[RECORDS FOR THIS TASK start]

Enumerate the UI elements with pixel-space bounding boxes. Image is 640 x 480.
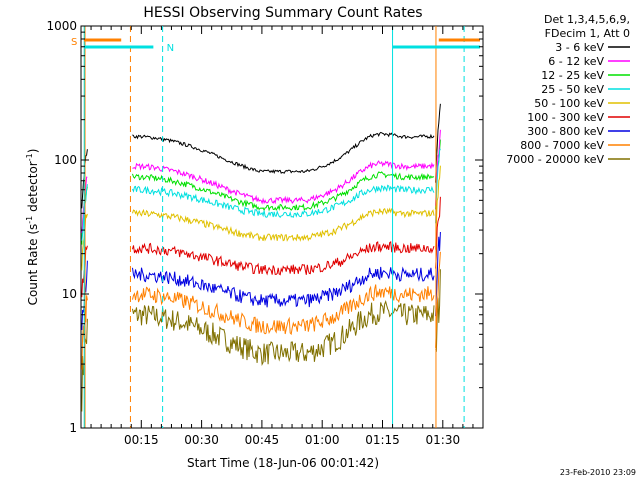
legend-entry-label: 800 - 7000 keV: [520, 139, 604, 152]
night-flag-label: N: [167, 43, 174, 54]
legend-title-line1: Det 1,3,4,5,6,9,: [544, 13, 630, 26]
legend-entry-label: 25 - 50 keV: [541, 83, 604, 96]
legend-entry-label: 12 - 25 keV: [541, 69, 604, 82]
legend-entry-label: 100 - 300 keV: [527, 111, 604, 124]
x-tick-label: 01:00: [305, 433, 340, 447]
y-tick-label: 100: [54, 153, 77, 167]
series-line-7: [81, 231, 441, 331]
y-axis-label: Count Rate (s-1 detector-1): [25, 149, 40, 306]
flag-layer: SN: [71, 26, 480, 428]
legend-entry-label: 6 - 12 keV: [548, 55, 604, 68]
footer-timestamp: 23-Feb-2010 23:09: [560, 468, 636, 477]
axis-layer: 00:15 00:30 00:45 01:00 01:15 01:30 1 10 100 1000: [46, 19, 484, 447]
legend-entry-label: 300 - 800 keV: [527, 125, 604, 138]
series-layer: [81, 103, 441, 412]
legend-entry-label: 7000 - 20000 keV: [506, 153, 604, 166]
legend-title-line2: FDecim 1, Att 0: [545, 27, 630, 40]
series-line-5: [81, 165, 441, 271]
y-tick-label: 10: [62, 287, 77, 301]
legend-entry-label: 50 - 100 keV: [534, 97, 604, 110]
chart-title: HESSI Observing Summary Count Rates: [143, 5, 422, 21]
plot-frame: [80, 25, 484, 429]
legend: Det 1,3,4,5,6,9, FDecim 1, Att 0 3 - 6 k…: [506, 13, 630, 166]
x-tick-label: 01:15: [365, 433, 400, 447]
series-line-3: [81, 139, 441, 245]
y-tick-label: 1: [69, 421, 77, 435]
legend-entry-label: 3 - 6 keV: [555, 41, 604, 54]
saa-flag-label: S: [71, 37, 77, 48]
x-tick-label: 00:45: [245, 433, 280, 447]
x-tick-label: 00:15: [124, 433, 159, 447]
series-line-2: [81, 129, 441, 233]
x-axis-label: Start Time (18-Jun-06 00:01:42): [187, 456, 379, 470]
x-tick-label: 00:30: [184, 433, 219, 447]
series-line-1: [81, 103, 441, 209]
x-tick-label: 01:30: [426, 433, 461, 447]
y-tick-label: 1000: [46, 19, 77, 33]
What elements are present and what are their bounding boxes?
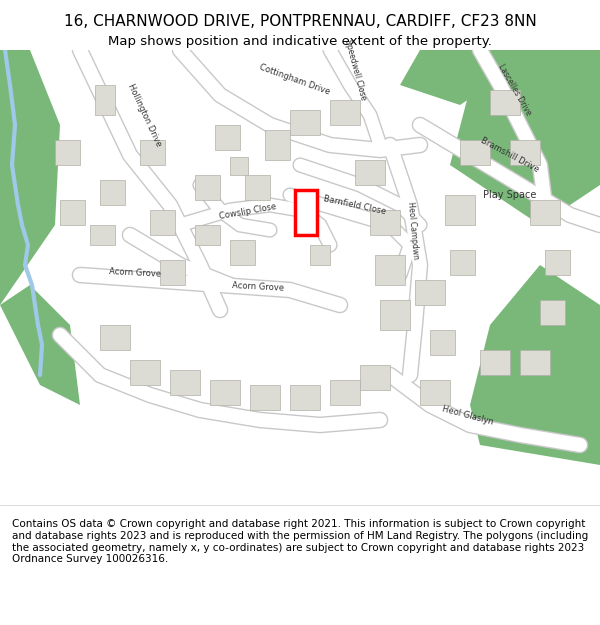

[RECORDS FOR THIS TASK end]

## WHAT IS REQUIRED
Return every line of the records that contains the string "bounding", matching its case exactly.

## WRITTEN ANSWER
Enumerate the UI elements with pixel-space bounding boxes. Image is 640 x 480.
What elements are present and what are their bounding boxes?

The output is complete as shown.